## [What you have to do]
Your task is to print the material below exactly as presented.

____

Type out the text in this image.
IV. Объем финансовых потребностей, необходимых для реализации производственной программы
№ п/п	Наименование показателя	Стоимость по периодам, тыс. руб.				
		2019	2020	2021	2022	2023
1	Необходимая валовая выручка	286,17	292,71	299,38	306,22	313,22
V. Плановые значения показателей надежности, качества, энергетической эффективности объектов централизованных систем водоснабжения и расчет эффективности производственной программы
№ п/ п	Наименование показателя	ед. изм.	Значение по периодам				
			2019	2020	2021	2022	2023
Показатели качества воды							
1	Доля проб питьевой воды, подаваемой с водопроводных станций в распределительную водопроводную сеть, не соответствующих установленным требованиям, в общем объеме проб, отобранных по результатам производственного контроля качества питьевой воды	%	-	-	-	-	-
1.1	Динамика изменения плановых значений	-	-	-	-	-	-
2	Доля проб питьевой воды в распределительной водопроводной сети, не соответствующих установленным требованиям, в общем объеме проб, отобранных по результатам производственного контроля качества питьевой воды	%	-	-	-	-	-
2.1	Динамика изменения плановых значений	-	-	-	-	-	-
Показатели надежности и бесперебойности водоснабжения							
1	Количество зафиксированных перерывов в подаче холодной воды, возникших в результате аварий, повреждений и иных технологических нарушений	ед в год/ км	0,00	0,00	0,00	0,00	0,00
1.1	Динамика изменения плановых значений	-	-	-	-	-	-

____

## [Expected answer]
Type out the text in this image.
IV. Объем финансовых потребностей, необходимых для реализации производственной программы
№ п/п	Наименование показателя	Стоимость по периодам, тыс. руб.				
		2019	2020	2021	2022	2023
1	Необходимая валовая выручка	286,17	292,71	299,38	306,22	313,22
V. Плановые значения показателей надежности, качества, энергетической эффективности объектов централизованных систем водоснабжения и расчет эффективности производственной программы
№ п/ п	Наименование показателя	ед. изм.	Значение по периодам				
			2019	2020	2021	2022	2023
Показатели качества воды							
1	Доля проб питьевой воды, подаваемой с водопроводных станций в распределительную водопроводную сеть, не соответствующих установленным требованиям, в общем объеме проб, отобранных по результатам производственного контроля качества питьевой воды	%	-	-	-	-	-
1.1	Динамика изменения плановых значений	-	-	-	-	-	-
2	Доля проб питьевой воды в распределительной водопроводной сети, не соответствующих установленным требованиям, в общем объеме проб, отобранных по результатам производственного контроля качества питьевой воды	%	-	-	-	-	-
2.1	Динамика изменения плановых значений	-	-	-	-	-	-
Показатели надежности и бесперебойности водоснабжения							
1	Количество зафиксированных перерывов в подаче холодной воды, возникших в результате аварий, повреждений и иных технологических нарушений	ед в год/ км	0,00	0,00	0,00	0,00	0,00
1.1	Динамика изменения плановых значений	-	-	-	-	-	-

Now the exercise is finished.